**Problem details:**
Repeat the lines of the material below unchanged, beginning at the line that contains "Identify all the" and stopping after the line that contains "stock-label: Stock 266 [1329, 858, 1546, 908]".

**Provided information:**
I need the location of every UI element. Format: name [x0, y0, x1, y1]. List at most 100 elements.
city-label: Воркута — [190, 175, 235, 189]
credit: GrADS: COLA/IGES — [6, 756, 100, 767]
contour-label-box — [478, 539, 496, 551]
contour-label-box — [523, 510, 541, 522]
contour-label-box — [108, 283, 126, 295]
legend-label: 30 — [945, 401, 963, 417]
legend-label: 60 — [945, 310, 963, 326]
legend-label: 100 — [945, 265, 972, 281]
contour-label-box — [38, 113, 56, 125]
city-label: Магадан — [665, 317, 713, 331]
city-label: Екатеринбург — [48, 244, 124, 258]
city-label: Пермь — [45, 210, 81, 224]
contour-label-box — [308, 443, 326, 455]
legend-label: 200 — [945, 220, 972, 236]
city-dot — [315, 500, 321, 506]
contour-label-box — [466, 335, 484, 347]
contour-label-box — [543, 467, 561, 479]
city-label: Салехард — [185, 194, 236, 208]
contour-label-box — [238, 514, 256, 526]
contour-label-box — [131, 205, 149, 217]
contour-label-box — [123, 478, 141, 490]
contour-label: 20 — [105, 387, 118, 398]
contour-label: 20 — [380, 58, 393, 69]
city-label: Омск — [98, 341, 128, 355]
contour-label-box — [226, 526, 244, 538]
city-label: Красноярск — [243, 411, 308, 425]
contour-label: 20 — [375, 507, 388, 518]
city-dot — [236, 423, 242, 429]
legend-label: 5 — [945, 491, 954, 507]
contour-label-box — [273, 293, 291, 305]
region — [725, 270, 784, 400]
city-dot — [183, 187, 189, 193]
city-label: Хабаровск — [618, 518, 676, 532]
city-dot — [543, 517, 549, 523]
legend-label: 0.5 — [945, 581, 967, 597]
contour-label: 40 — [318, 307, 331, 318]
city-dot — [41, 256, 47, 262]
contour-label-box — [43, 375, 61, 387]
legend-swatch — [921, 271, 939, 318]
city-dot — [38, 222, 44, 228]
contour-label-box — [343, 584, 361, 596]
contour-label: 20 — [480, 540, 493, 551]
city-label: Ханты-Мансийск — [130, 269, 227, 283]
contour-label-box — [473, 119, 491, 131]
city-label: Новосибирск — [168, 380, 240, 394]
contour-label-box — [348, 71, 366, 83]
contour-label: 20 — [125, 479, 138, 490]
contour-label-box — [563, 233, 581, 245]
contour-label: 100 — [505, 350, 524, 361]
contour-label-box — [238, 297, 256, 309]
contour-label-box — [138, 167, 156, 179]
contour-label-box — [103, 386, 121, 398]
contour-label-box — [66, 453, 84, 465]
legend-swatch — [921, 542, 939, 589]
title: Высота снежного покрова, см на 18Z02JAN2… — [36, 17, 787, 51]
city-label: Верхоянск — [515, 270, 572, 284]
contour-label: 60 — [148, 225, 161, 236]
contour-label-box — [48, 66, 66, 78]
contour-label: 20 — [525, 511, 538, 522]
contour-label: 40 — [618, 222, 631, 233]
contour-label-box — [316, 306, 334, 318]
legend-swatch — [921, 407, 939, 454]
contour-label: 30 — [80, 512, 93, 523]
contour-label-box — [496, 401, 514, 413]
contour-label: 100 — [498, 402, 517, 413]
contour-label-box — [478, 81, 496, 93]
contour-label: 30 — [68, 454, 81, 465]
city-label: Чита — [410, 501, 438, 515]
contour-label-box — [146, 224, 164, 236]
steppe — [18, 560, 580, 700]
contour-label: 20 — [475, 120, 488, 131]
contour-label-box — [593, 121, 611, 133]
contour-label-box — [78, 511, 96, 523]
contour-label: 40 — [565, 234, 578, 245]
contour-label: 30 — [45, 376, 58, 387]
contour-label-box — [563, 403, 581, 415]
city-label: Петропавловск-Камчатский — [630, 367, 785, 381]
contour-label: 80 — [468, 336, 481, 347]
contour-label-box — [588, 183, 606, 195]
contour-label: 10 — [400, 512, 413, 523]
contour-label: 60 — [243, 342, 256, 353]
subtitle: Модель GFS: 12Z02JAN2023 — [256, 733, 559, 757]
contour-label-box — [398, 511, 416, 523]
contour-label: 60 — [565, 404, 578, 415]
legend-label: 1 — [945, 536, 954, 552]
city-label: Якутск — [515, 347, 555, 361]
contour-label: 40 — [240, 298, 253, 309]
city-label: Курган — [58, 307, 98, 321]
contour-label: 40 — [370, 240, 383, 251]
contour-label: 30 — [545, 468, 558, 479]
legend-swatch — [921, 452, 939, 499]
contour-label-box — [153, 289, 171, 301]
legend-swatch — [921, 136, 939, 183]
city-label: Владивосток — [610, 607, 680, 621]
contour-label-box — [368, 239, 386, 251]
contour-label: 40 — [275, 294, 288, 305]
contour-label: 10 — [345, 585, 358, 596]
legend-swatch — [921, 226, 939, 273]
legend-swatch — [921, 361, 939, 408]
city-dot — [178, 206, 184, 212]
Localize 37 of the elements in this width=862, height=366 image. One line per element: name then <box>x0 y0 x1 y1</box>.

==

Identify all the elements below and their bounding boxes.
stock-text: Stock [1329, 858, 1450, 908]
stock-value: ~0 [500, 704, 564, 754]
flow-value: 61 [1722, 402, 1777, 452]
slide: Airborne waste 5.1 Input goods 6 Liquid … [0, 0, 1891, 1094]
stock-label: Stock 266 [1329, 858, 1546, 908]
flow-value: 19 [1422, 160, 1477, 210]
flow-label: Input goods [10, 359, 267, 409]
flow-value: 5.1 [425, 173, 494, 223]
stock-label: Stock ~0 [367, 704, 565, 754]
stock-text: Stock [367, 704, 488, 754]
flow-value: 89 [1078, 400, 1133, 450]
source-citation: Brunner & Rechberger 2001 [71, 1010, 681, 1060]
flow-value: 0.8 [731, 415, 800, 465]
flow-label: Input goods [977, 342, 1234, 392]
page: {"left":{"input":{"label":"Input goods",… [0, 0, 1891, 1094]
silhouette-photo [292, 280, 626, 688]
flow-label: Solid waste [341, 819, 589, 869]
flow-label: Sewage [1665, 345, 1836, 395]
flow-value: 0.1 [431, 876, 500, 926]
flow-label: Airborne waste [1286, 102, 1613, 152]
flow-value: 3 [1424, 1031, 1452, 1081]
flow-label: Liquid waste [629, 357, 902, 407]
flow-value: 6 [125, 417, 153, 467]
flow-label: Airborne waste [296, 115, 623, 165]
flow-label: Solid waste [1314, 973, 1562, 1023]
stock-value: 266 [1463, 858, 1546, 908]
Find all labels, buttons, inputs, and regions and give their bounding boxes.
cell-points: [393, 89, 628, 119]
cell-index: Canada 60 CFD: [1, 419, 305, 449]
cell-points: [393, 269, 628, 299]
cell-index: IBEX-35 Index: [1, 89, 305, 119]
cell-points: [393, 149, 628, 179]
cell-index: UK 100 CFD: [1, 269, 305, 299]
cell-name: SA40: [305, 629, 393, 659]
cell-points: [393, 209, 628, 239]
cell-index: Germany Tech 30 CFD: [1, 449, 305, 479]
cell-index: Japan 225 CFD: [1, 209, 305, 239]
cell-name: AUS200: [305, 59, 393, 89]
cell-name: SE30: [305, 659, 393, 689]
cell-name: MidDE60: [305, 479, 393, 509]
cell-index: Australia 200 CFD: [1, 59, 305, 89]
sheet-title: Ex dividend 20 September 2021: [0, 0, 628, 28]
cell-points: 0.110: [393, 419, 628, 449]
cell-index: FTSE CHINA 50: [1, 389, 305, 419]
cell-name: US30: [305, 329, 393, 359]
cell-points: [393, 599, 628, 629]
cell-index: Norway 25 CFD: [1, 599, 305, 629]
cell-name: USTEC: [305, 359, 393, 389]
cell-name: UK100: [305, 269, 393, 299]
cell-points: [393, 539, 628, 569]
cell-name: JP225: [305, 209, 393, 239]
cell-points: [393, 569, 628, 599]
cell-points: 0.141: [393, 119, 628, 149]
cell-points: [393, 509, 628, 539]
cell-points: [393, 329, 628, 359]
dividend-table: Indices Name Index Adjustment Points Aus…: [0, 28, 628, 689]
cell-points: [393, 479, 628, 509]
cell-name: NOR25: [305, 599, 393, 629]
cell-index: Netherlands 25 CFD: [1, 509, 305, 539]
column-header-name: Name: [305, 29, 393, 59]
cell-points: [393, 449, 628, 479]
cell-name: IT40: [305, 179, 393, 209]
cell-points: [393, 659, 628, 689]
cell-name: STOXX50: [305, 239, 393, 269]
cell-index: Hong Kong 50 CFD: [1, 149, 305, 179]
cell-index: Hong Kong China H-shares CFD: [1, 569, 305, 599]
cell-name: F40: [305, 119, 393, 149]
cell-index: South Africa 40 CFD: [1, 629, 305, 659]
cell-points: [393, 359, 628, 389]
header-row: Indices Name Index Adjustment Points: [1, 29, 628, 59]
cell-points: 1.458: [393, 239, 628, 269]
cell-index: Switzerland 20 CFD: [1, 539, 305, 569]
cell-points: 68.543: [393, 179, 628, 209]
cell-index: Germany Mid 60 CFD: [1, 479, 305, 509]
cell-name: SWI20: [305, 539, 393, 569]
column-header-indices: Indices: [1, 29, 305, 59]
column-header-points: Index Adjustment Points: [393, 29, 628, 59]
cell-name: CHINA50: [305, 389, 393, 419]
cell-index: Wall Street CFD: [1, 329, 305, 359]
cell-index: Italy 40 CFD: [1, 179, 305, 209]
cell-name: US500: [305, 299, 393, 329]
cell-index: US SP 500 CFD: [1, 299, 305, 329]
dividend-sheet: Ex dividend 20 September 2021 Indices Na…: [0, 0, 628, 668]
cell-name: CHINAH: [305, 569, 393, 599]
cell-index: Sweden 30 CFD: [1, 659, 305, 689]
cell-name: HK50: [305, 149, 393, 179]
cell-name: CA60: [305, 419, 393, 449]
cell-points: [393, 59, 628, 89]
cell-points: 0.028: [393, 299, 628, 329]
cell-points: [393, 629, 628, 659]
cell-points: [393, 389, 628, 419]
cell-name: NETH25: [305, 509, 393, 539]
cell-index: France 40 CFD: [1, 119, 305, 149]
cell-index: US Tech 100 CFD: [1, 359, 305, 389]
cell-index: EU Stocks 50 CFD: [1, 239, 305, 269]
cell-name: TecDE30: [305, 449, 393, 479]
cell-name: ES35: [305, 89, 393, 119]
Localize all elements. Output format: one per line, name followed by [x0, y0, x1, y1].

**Output of the task:**
Identify all the elements below and their bounding boxes.
stock-text: Stock [1329, 858, 1450, 908]
stock-value: ~0 [500, 704, 564, 754]
flow-value: 61 [1722, 402, 1777, 452]
slide: Airborne waste 5.1 Input goods 6 Liquid … [0, 0, 1891, 1094]
stock-label: Stock 266 [1329, 858, 1546, 908]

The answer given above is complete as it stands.